Dataset items:
--------------------------------
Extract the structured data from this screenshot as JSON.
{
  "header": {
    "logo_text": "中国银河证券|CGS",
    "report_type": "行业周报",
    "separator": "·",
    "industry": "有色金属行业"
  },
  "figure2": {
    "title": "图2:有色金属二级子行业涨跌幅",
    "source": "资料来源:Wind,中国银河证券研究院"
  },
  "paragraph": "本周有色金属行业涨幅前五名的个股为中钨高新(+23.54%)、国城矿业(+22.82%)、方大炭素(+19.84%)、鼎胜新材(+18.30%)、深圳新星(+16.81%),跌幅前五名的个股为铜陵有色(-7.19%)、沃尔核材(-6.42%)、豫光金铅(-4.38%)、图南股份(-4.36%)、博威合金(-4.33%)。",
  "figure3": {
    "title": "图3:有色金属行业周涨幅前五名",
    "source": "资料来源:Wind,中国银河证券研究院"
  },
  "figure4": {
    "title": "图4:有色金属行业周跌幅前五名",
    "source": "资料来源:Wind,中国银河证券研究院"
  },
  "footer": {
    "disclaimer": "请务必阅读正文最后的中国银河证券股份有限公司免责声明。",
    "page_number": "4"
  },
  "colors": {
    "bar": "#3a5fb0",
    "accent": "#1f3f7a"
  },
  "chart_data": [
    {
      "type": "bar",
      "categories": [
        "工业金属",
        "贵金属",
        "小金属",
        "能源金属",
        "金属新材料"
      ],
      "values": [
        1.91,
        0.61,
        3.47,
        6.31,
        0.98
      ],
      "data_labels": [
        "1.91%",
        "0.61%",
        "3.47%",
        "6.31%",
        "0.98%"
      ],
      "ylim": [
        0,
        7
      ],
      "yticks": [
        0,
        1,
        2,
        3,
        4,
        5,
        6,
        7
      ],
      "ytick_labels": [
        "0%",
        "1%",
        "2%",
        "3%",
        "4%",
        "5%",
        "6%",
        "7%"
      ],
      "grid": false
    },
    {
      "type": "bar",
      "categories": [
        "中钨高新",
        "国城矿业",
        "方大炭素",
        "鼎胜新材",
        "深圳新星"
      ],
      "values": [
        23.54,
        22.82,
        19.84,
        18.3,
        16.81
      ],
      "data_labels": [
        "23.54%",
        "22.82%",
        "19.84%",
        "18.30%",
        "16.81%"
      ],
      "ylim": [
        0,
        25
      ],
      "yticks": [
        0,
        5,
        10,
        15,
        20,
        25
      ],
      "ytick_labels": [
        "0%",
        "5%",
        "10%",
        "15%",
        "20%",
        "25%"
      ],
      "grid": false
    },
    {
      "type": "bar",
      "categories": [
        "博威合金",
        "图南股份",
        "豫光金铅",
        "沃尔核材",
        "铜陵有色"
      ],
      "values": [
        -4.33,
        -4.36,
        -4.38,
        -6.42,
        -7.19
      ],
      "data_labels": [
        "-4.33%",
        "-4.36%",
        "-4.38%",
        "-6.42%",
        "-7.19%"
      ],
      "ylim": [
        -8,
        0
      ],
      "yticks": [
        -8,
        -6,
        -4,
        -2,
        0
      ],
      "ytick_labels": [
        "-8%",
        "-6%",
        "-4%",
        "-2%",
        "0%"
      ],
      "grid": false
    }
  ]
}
--------------------------------
Problem details: Identify the lines in the records above that contain the word "图南股份", then state how many there are and nothing more.

Solution: 2